> _TASK MATERIAL_:
▬▬▬▬▬▬

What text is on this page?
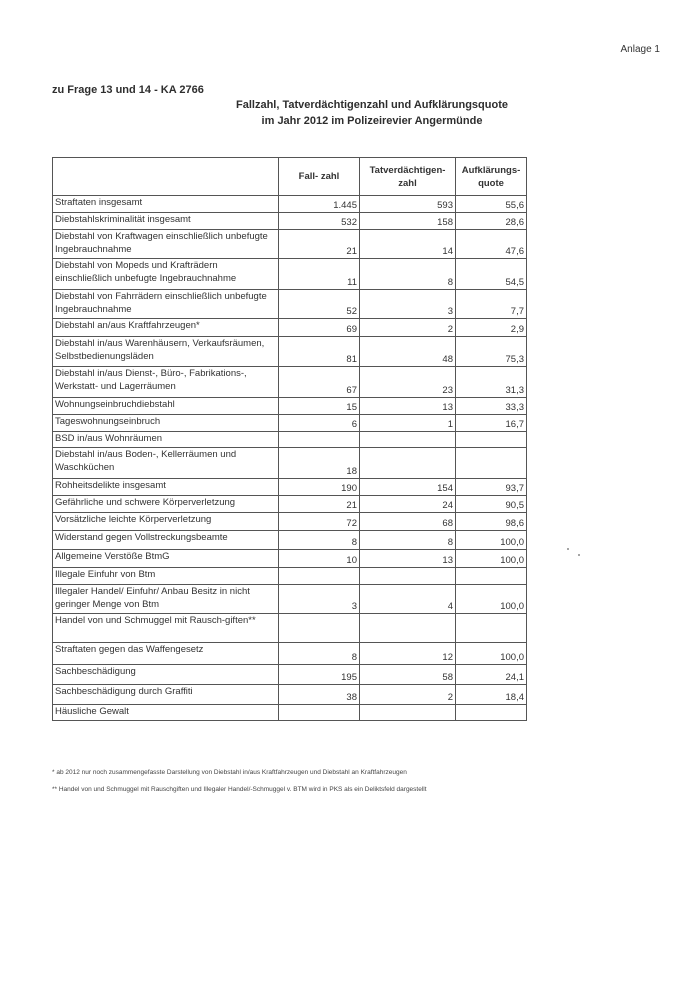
Anlage 1
zu Frage 13 und 14 - KA 2766
Fallzahl, Tatverdächtigenzahl und Aufklärungsquote
im Jahr 2012 im Polizeirevier Angermünde
	Fall- zahl	Tatverdächtigen- zahl	Aufklärungs- quote
Straftaten insgesamt	1.445	593	55,6
Diebstahlskriminalität insgesamt	532	158	28,6
Diebstahl von Kraftwagen einschließlich unbefugte Ingebrauchnahme	21	14	47,6
Diebstahl von Mopeds und Krafträdern einschließlich unbefugte Ingebrauchnahme	11	8	54,5
Diebstahl von Fahrrädern einschließlich unbefugte Ingebrauchnahme	52	3	7,7
Diebstahl an/aus Kraftfahrzeugen*	69	2	2,9
Diebstahl in/aus Warenhäusern, Verkaufsräumen, Selbstbedienungsläden	81	48	75,3
Diebstahl in/aus Dienst-, Büro-, Fabrikations-, Werkstatt- und Lagerräumen	67	23	31,3
Wohnungseinbruchdiebstahl	15	13	33,3
Tageswohnungseinbruch	6	1	16,7
BSD in/aus Wohnräumen			
Diebstahl in/aus Boden-, Kellerräumen und Waschküchen	18		
Rohheitsdelikte insgesamt	190	154	93,7
Gefährliche und schwere Körperverletzung	21	24	90,5
Vorsätzliche leichte Körperverletzung	72	68	98,6
Widerstand gegen Vollstreckungsbeamte	8	8	100,0
Allgemeine Verstöße BtmG	10	13	100,0
Illegale Einfuhr von Btm			
Illegaler Handel/ Einfuhr/ Anbau Besitz in nicht geringer Menge von Btm	3	4	100,0
Handel von und Schmuggel mit Rausch-giften**			
Straftaten gegen das Waffengesetz	8	12	100,0
Sachbeschädigung	195	58	24,1
Sachbeschädigung durch Graffiti	38	2	18,4
Häusliche Gewalt			
* ab 2012 nur noch zusammengefasste Darstellung von Diebstahl in/aus Kraftfahrzeugen und Diebstahl an Kraftfahrzeugen
** Handel von und Schmuggel mit Rauschgiften und Illegaler Handel/-Schmuggel v. BTM wird in PKS als ein Deliktsfeld dargestellt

▬▬▬▬▬▬

Find the word "gegen" in the entries above and gather every line that holds it.

> _THE RESPONSE_:
Widerstand gegen Vollstreckungsbeamte	8	8	100,0
Straftaten gegen das Waffengesetz	8	12	100,0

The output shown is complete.